Data excerpts:
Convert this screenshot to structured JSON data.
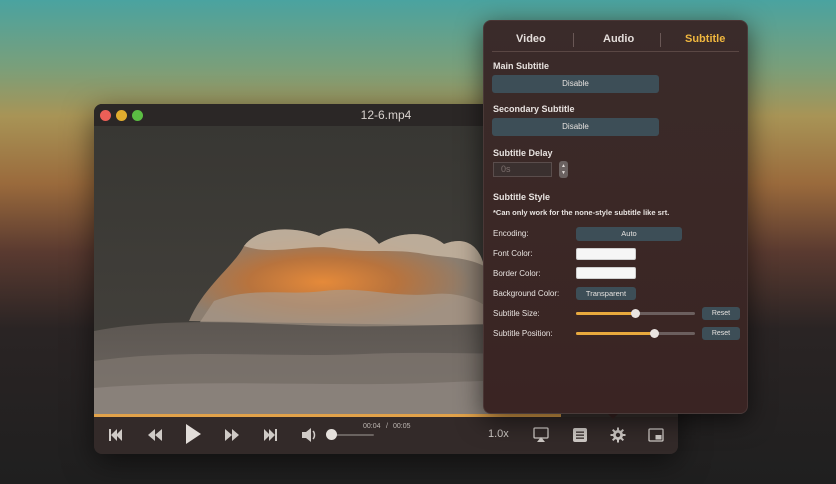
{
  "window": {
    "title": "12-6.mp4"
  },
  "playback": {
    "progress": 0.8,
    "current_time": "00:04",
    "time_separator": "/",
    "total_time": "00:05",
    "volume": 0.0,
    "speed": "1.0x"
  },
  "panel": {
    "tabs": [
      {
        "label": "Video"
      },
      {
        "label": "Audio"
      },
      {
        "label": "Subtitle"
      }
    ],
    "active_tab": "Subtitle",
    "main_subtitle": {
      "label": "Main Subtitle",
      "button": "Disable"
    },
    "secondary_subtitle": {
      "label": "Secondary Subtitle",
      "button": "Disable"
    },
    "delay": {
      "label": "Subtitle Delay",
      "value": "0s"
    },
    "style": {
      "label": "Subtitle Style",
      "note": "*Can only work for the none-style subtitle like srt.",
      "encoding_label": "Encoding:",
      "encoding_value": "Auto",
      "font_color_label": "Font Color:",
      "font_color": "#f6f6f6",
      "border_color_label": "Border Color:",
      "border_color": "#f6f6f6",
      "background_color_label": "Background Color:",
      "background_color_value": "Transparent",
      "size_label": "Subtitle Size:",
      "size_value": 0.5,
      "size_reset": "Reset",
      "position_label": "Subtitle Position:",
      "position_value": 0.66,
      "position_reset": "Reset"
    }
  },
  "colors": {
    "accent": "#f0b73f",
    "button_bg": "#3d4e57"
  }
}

GIVEN EXERCISE: Each entry shown above must be quoted exactly, with its pictures left out.

THE COMPLETED TASK:
Convert this screenshot to structured JSON data.
{
  "window": {
    "title": "12-6.mp4"
  },
  "playback": {
    "progress": 0.8,
    "current_time": "00:04",
    "time_separator": "/",
    "total_time": "00:05",
    "volume": 0.0,
    "speed": "1.0x"
  },
  "panel": {
    "tabs": [
      {
        "label": "Video"
      },
      {
        "label": "Audio"
      },
      {
        "label": "Subtitle"
      }
    ],
    "active_tab": "Subtitle",
    "main_subtitle": {
      "label": "Main Subtitle",
      "button": "Disable"
    },
    "secondary_subtitle": {
      "label": "Secondary Subtitle",
      "button": "Disable"
    },
    "delay": {
      "label": "Subtitle Delay",
      "value": "0s"
    },
    "style": {
      "label": "Subtitle Style",
      "note": "*Can only work for the none-style subtitle like srt.",
      "encoding_label": "Encoding:",
      "encoding_value": "Auto",
      "font_color_label": "Font Color:",
      "font_color": "#f6f6f6",
      "border_color_label": "Border Color:",
      "border_color": "#f6f6f6",
      "background_color_label": "Background Color:",
      "background_color_value": "Transparent",
      "size_label": "Subtitle Size:",
      "size_value": 0.5,
      "size_reset": "Reset",
      "position_label": "Subtitle Position:",
      "position_value": 0.66,
      "position_reset": "Reset"
    }
  },
  "colors": {
    "accent": "#f0b73f",
    "button_bg": "#3d4e57"
  }
}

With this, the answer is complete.